--- BEGIN ---

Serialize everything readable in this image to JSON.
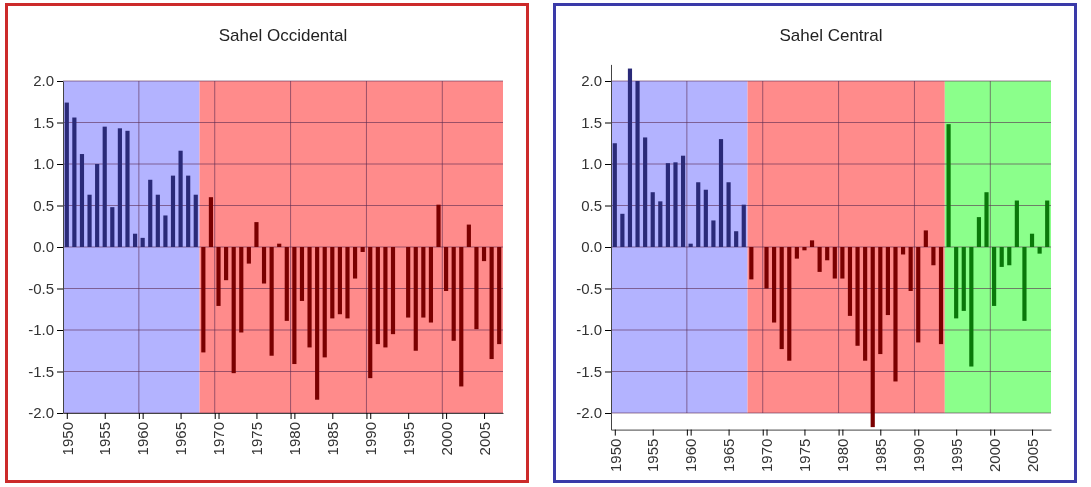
{
  "chart_data": [
    {
      "type": "bar",
      "title": "Sahel Occidental",
      "xlim": [
        1949.5,
        2007.5
      ],
      "ylim": [
        -2,
        2
      ],
      "yticks": [
        {
          "value": 2,
          "label": "2.0"
        },
        {
          "value": 1.5,
          "label": "1.5"
        },
        {
          "value": 1,
          "label": "1.0"
        },
        {
          "value": 0.5,
          "label": "0.5"
        },
        {
          "value": 0,
          "label": "0.0"
        },
        {
          "value": -0.5,
          "label": "-0.5"
        },
        {
          "value": -1,
          "label": "-1.0"
        },
        {
          "value": -1.5,
          "label": "-1.5"
        },
        {
          "value": -2,
          "label": "-2.0"
        }
      ],
      "xticks": [
        1950,
        1955,
        {
          "value": 1959.5,
          "label": null
        },
        1960,
        1965,
        {
          "value": 1969.5,
          "label": null
        },
        1970,
        1975,
        {
          "value": 1979.5,
          "label": null
        },
        1980,
        1985,
        {
          "value": 1989.5,
          "label": null
        },
        1990,
        1995,
        {
          "value": 1999.5,
          "label": null
        },
        2000,
        2005
      ],
      "grid": true,
      "bands": [
        {
          "axis": "x",
          "from": 1949.5,
          "to": 1967.5,
          "color": "#b3b3ff"
        },
        {
          "axis": "x",
          "from": 1967.5,
          "to": 2007.5,
          "color": "#ff8b8b"
        }
      ],
      "series": [
        {
          "color": "#2a2a78",
          "x": [
            1950,
            1951,
            1952,
            1953,
            1954,
            1955,
            1956,
            1957,
            1958,
            1959,
            1960,
            1961,
            1962,
            1963,
            1964,
            1965,
            1966,
            1967
          ],
          "values": [
            1.74,
            1.56,
            1.12,
            0.63,
            1.0,
            1.45,
            0.48,
            1.43,
            1.4,
            0.16,
            0.11,
            0.81,
            0.63,
            0.38,
            0.86,
            1.16,
            0.86,
            0.63
          ]
        },
        {
          "color": "#7a0000",
          "x": [
            1968,
            1969,
            1970,
            1971,
            1972,
            1973,
            1974,
            1975,
            1976,
            1977,
            1978,
            1979,
            1980,
            1981,
            1982,
            1983,
            1984,
            1985,
            1986,
            1987,
            1988,
            1989,
            1990,
            1991,
            1992,
            1993,
            1994,
            1995,
            1996,
            1997,
            1998,
            1999,
            2000,
            2001,
            2002,
            2003,
            2004,
            2005,
            2006,
            2007
          ],
          "values": [
            -1.27,
            0.6,
            -0.71,
            -0.4,
            -1.52,
            -1.03,
            -0.2,
            0.3,
            -0.44,
            -1.31,
            0.04,
            -0.89,
            -1.41,
            -0.65,
            -1.21,
            -1.84,
            -1.33,
            -0.86,
            -0.81,
            -0.86,
            -0.38,
            -0.06,
            -1.58,
            -1.17,
            -1.21,
            -1.05,
            null,
            -0.85,
            -1.25,
            -0.85,
            -0.91,
            0.51,
            -0.53,
            -1.13,
            -1.68,
            0.27,
            -0.99,
            -0.17,
            -1.35,
            -1.17
          ]
        }
      ]
    },
    {
      "type": "bar",
      "title": "Sahel Central",
      "xlim": [
        1949.5,
        2007.5
      ],
      "ylim": [
        -2.2,
        2.2
      ],
      "yticks": [
        {
          "value": 2,
          "label": "2.0"
        },
        {
          "value": 1.5,
          "label": "1.5"
        },
        {
          "value": 1,
          "label": "1.0"
        },
        {
          "value": 0.5,
          "label": "0.5"
        },
        {
          "value": 0,
          "label": "0.0"
        },
        {
          "value": -0.5,
          "label": "-0.5"
        },
        {
          "value": -1,
          "label": "-1.0"
        },
        {
          "value": -1.5,
          "label": "-1.5"
        },
        {
          "value": -2,
          "label": "-2.0"
        }
      ],
      "xticks": [
        1950,
        1955,
        {
          "value": 1959.5,
          "label": null
        },
        1960,
        1965,
        {
          "value": 1969.5,
          "label": null
        },
        1970,
        1975,
        {
          "value": 1979.5,
          "label": null
        },
        1980,
        1985,
        {
          "value": 1989.5,
          "label": null
        },
        1990,
        1995,
        {
          "value": 1999.5,
          "label": null
        },
        2000,
        2005
      ],
      "grid": true,
      "bands": [
        {
          "axis": "x",
          "from": 1949.5,
          "to": 1967.5,
          "color": "#b3b3ff"
        },
        {
          "axis": "x",
          "from": 1967.5,
          "to": 1993.5,
          "color": "#ff8b8b"
        },
        {
          "axis": "x",
          "from": 1993.5,
          "to": 2007.5,
          "color": "#8bff8b"
        }
      ],
      "series": [
        {
          "color": "#2a2a78",
          "x": [
            1950,
            1951,
            1952,
            1953,
            1954,
            1955,
            1956,
            1957,
            1958,
            1959,
            1960,
            1961,
            1962,
            1963,
            1964,
            1965,
            1966,
            1967
          ],
          "values": [
            1.25,
            0.4,
            2.15,
            2.0,
            1.32,
            0.66,
            0.55,
            1.01,
            1.02,
            1.1,
            0.04,
            0.78,
            0.69,
            0.32,
            1.3,
            0.78,
            0.19,
            0.51
          ]
        },
        {
          "color": "#7a0000",
          "x": [
            1968,
            1969,
            1970,
            1971,
            1972,
            1973,
            1974,
            1975,
            1976,
            1977,
            1978,
            1979,
            1980,
            1981,
            1982,
            1983,
            1984,
            1985,
            1986,
            1987,
            1988,
            1989,
            1990,
            1991,
            1992,
            1993
          ],
          "values": [
            -0.39,
            null,
            -0.5,
            -0.91,
            -1.23,
            -1.37,
            -0.14,
            -0.04,
            0.08,
            -0.3,
            -0.16,
            -0.38,
            -0.38,
            -0.83,
            -1.19,
            -1.37,
            -2.17,
            -1.29,
            -0.82,
            -1.62,
            -0.09,
            -0.53,
            -1.15,
            0.2,
            -0.22,
            -1.17
          ]
        },
        {
          "color": "#0a780a",
          "x": [
            1994,
            1995,
            1996,
            1997,
            1998,
            1999,
            2000,
            2001,
            2002,
            2003,
            2004,
            2005,
            2006,
            2007
          ],
          "values": [
            1.48,
            -0.86,
            -0.77,
            -1.44,
            0.36,
            0.66,
            -0.71,
            -0.24,
            -0.22,
            0.56,
            -0.89,
            0.16,
            -0.08,
            0.56
          ]
        }
      ]
    }
  ]
}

--- END ---

GIVEN TASK:
Set down every entry word for word, but omit the pictures.

REPLY TO THE EXERCISE:
Serialize everything readable in this image to JSON.
{
  "chart_data": [
    {
      "type": "bar",
      "title": "Sahel Occidental",
      "xlim": [
        1949.5,
        2007.5
      ],
      "ylim": [
        -2,
        2
      ],
      "yticks": [
        {
          "value": 2,
          "label": "2.0"
        },
        {
          "value": 1.5,
          "label": "1.5"
        },
        {
          "value": 1,
          "label": "1.0"
        },
        {
          "value": 0.5,
          "label": "0.5"
        },
        {
          "value": 0,
          "label": "0.0"
        },
        {
          "value": -0.5,
          "label": "-0.5"
        },
        {
          "value": -1,
          "label": "-1.0"
        },
        {
          "value": -1.5,
          "label": "-1.5"
        },
        {
          "value": -2,
          "label": "-2.0"
        }
      ],
      "xticks": [
        1950,
        1955,
        {
          "value": 1959.5,
          "label": null
        },
        1960,
        1965,
        {
          "value": 1969.5,
          "label": null
        },
        1970,
        1975,
        {
          "value": 1979.5,
          "label": null
        },
        1980,
        1985,
        {
          "value": 1989.5,
          "label": null
        },
        1990,
        1995,
        {
          "value": 1999.5,
          "label": null
        },
        2000,
        2005
      ],
      "grid": true,
      "bands": [
        {
          "axis": "x",
          "from": 1949.5,
          "to": 1967.5,
          "color": "#b3b3ff"
        },
        {
          "axis": "x",
          "from": 1967.5,
          "to": 2007.5,
          "color": "#ff8b8b"
        }
      ],
      "series": [
        {
          "color": "#2a2a78",
          "x": [
            1950,
            1951,
            1952,
            1953,
            1954,
            1955,
            1956,
            1957,
            1958,
            1959,
            1960,
            1961,
            1962,
            1963,
            1964,
            1965,
            1966,
            1967
          ],
          "values": [
            1.74,
            1.56,
            1.12,
            0.63,
            1.0,
            1.45,
            0.48,
            1.43,
            1.4,
            0.16,
            0.11,
            0.81,
            0.63,
            0.38,
            0.86,
            1.16,
            0.86,
            0.63
          ]
        },
        {
          "color": "#7a0000",
          "x": [
            1968,
            1969,
            1970,
            1971,
            1972,
            1973,
            1974,
            1975,
            1976,
            1977,
            1978,
            1979,
            1980,
            1981,
            1982,
            1983,
            1984,
            1985,
            1986,
            1987,
            1988,
            1989,
            1990,
            1991,
            1992,
            1993,
            1994,
            1995,
            1996,
            1997,
            1998,
            1999,
            2000,
            2001,
            2002,
            2003,
            2004,
            2005,
            2006,
            2007
          ],
          "values": [
            -1.27,
            0.6,
            -0.71,
            -0.4,
            -1.52,
            -1.03,
            -0.2,
            0.3,
            -0.44,
            -1.31,
            0.04,
            -0.89,
            -1.41,
            -0.65,
            -1.21,
            -1.84,
            -1.33,
            -0.86,
            -0.81,
            -0.86,
            -0.38,
            -0.06,
            -1.58,
            -1.17,
            -1.21,
            -1.05,
            null,
            -0.85,
            -1.25,
            -0.85,
            -0.91,
            0.51,
            -0.53,
            -1.13,
            -1.68,
            0.27,
            -0.99,
            -0.17,
            -1.35,
            -1.17
          ]
        }
      ]
    },
    {
      "type": "bar",
      "title": "Sahel Central",
      "xlim": [
        1949.5,
        2007.5
      ],
      "ylim": [
        -2.2,
        2.2
      ],
      "yticks": [
        {
          "value": 2,
          "label": "2.0"
        },
        {
          "value": 1.5,
          "label": "1.5"
        },
        {
          "value": 1,
          "label": "1.0"
        },
        {
          "value": 0.5,
          "label": "0.5"
        },
        {
          "value": 0,
          "label": "0.0"
        },
        {
          "value": -0.5,
          "label": "-0.5"
        },
        {
          "value": -1,
          "label": "-1.0"
        },
        {
          "value": -1.5,
          "label": "-1.5"
        },
        {
          "value": -2,
          "label": "-2.0"
        }
      ],
      "xticks": [
        1950,
        1955,
        {
          "value": 1959.5,
          "label": null
        },
        1960,
        1965,
        {
          "value": 1969.5,
          "label": null
        },
        1970,
        1975,
        {
          "value": 1979.5,
          "label": null
        },
        1980,
        1985,
        {
          "value": 1989.5,
          "label": null
        },
        1990,
        1995,
        {
          "value": 1999.5,
          "label": null
        },
        2000,
        2005
      ],
      "grid": true,
      "bands": [
        {
          "axis": "x",
          "from": 1949.5,
          "to": 1967.5,
          "color": "#b3b3ff"
        },
        {
          "axis": "x",
          "from": 1967.5,
          "to": 1993.5,
          "color": "#ff8b8b"
        },
        {
          "axis": "x",
          "from": 1993.5,
          "to": 2007.5,
          "color": "#8bff8b"
        }
      ],
      "series": [
        {
          "color": "#2a2a78",
          "x": [
            1950,
            1951,
            1952,
            1953,
            1954,
            1955,
            1956,
            1957,
            1958,
            1959,
            1960,
            1961,
            1962,
            1963,
            1964,
            1965,
            1966,
            1967
          ],
          "values": [
            1.25,
            0.4,
            2.15,
            2.0,
            1.32,
            0.66,
            0.55,
            1.01,
            1.02,
            1.1,
            0.04,
            0.78,
            0.69,
            0.32,
            1.3,
            0.78,
            0.19,
            0.51
          ]
        },
        {
          "color": "#7a0000",
          "x": [
            1968,
            1969,
            1970,
            1971,
            1972,
            1973,
            1974,
            1975,
            1976,
            1977,
            1978,
            1979,
            1980,
            1981,
            1982,
            1983,
            1984,
            1985,
            1986,
            1987,
            1988,
            1989,
            1990,
            1991,
            1992,
            1993
          ],
          "values": [
            -0.39,
            null,
            -0.5,
            -0.91,
            -1.23,
            -1.37,
            -0.14,
            -0.04,
            0.08,
            -0.3,
            -0.16,
            -0.38,
            -0.38,
            -0.83,
            -1.19,
            -1.37,
            -2.17,
            -1.29,
            -0.82,
            -1.62,
            -0.09,
            -0.53,
            -1.15,
            0.2,
            -0.22,
            -1.17
          ]
        },
        {
          "color": "#0a780a",
          "x": [
            1994,
            1995,
            1996,
            1997,
            1998,
            1999,
            2000,
            2001,
            2002,
            2003,
            2004,
            2005,
            2006,
            2007
          ],
          "values": [
            1.48,
            -0.86,
            -0.77,
            -1.44,
            0.36,
            0.66,
            -0.71,
            -0.24,
            -0.22,
            0.56,
            -0.89,
            0.16,
            -0.08,
            0.56
          ]
        }
      ]
    }
  ]
}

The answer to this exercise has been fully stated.